+++ Provided records

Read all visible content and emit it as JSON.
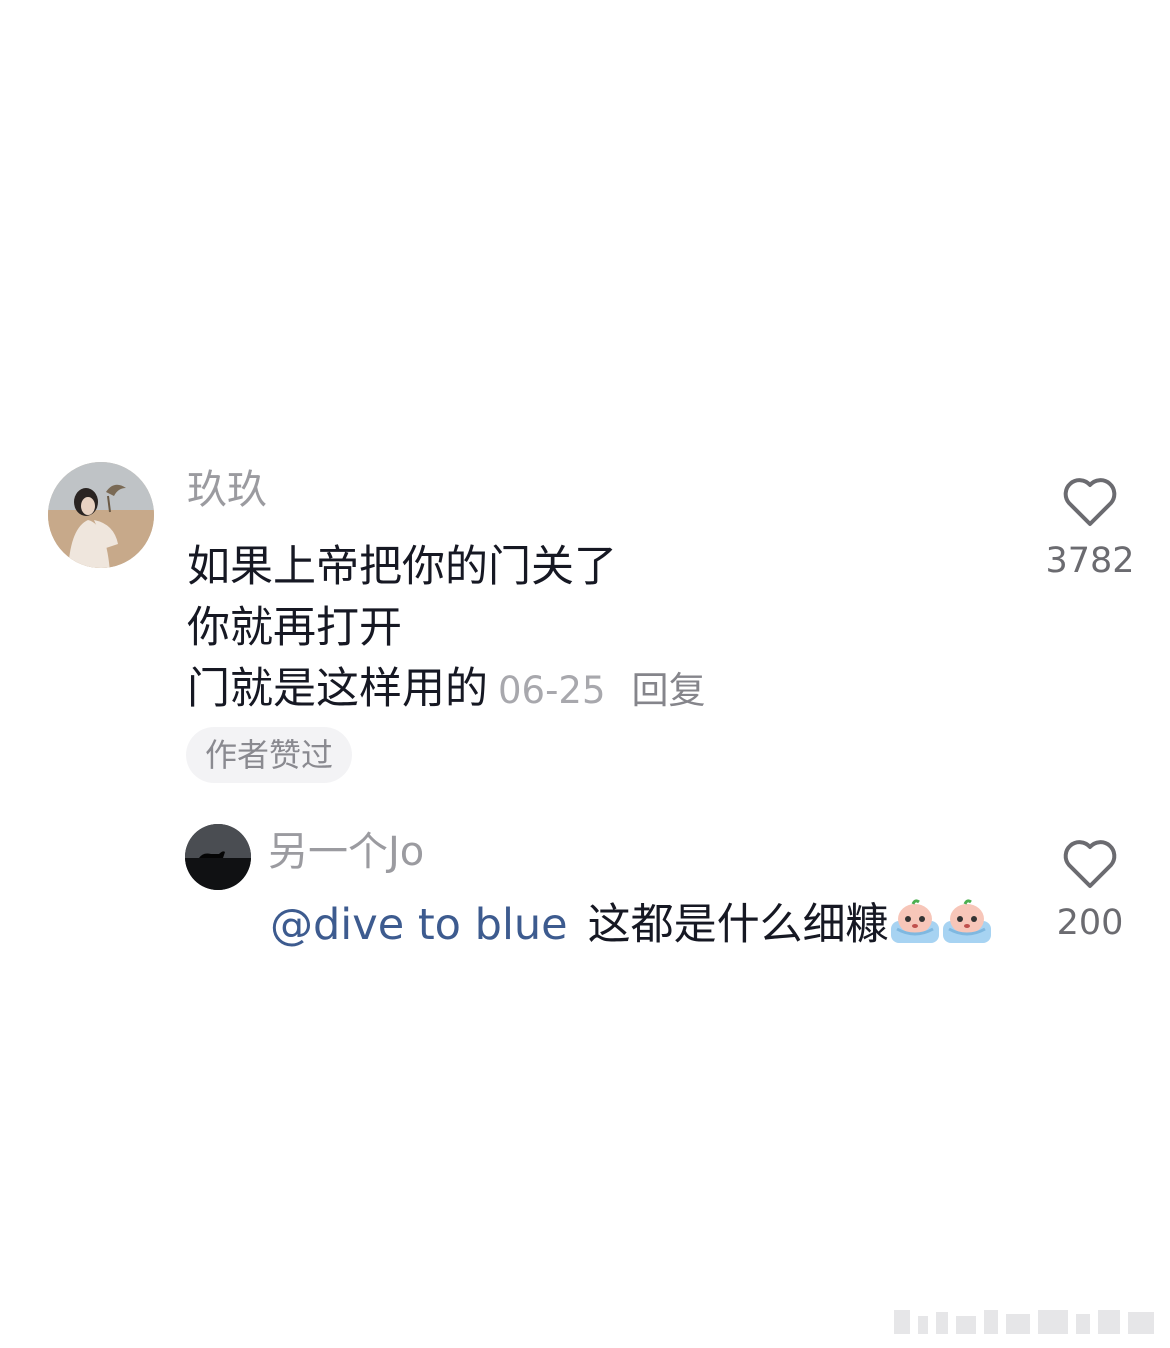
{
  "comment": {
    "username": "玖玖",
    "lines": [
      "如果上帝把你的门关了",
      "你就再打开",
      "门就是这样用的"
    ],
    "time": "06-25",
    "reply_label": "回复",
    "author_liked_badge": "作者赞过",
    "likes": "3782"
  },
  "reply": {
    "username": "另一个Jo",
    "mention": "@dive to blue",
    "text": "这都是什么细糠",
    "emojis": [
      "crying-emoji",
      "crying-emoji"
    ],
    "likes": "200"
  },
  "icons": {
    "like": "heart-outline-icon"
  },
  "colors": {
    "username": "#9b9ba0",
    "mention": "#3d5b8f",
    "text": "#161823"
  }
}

++++++

● What is required:
Transcribe the records above exactly as they appear, leaving out any pictures.

● Worked answer:
Read all visible content and emit it as JSON.
{
  "comment": {
    "username": "玖玖",
    "lines": [
      "如果上帝把你的门关了",
      "你就再打开",
      "门就是这样用的"
    ],
    "time": "06-25",
    "reply_label": "回复",
    "author_liked_badge": "作者赞过",
    "likes": "3782"
  },
  "reply": {
    "username": "另一个Jo",
    "mention": "@dive to blue",
    "text": "这都是什么细糠",
    "emojis": [
      "crying-emoji",
      "crying-emoji"
    ],
    "likes": "200"
  },
  "icons": {
    "like": "heart-outline-icon"
  },
  "colors": {
    "username": "#9b9ba0",
    "mention": "#3d5b8f",
    "text": "#161823"
  }
}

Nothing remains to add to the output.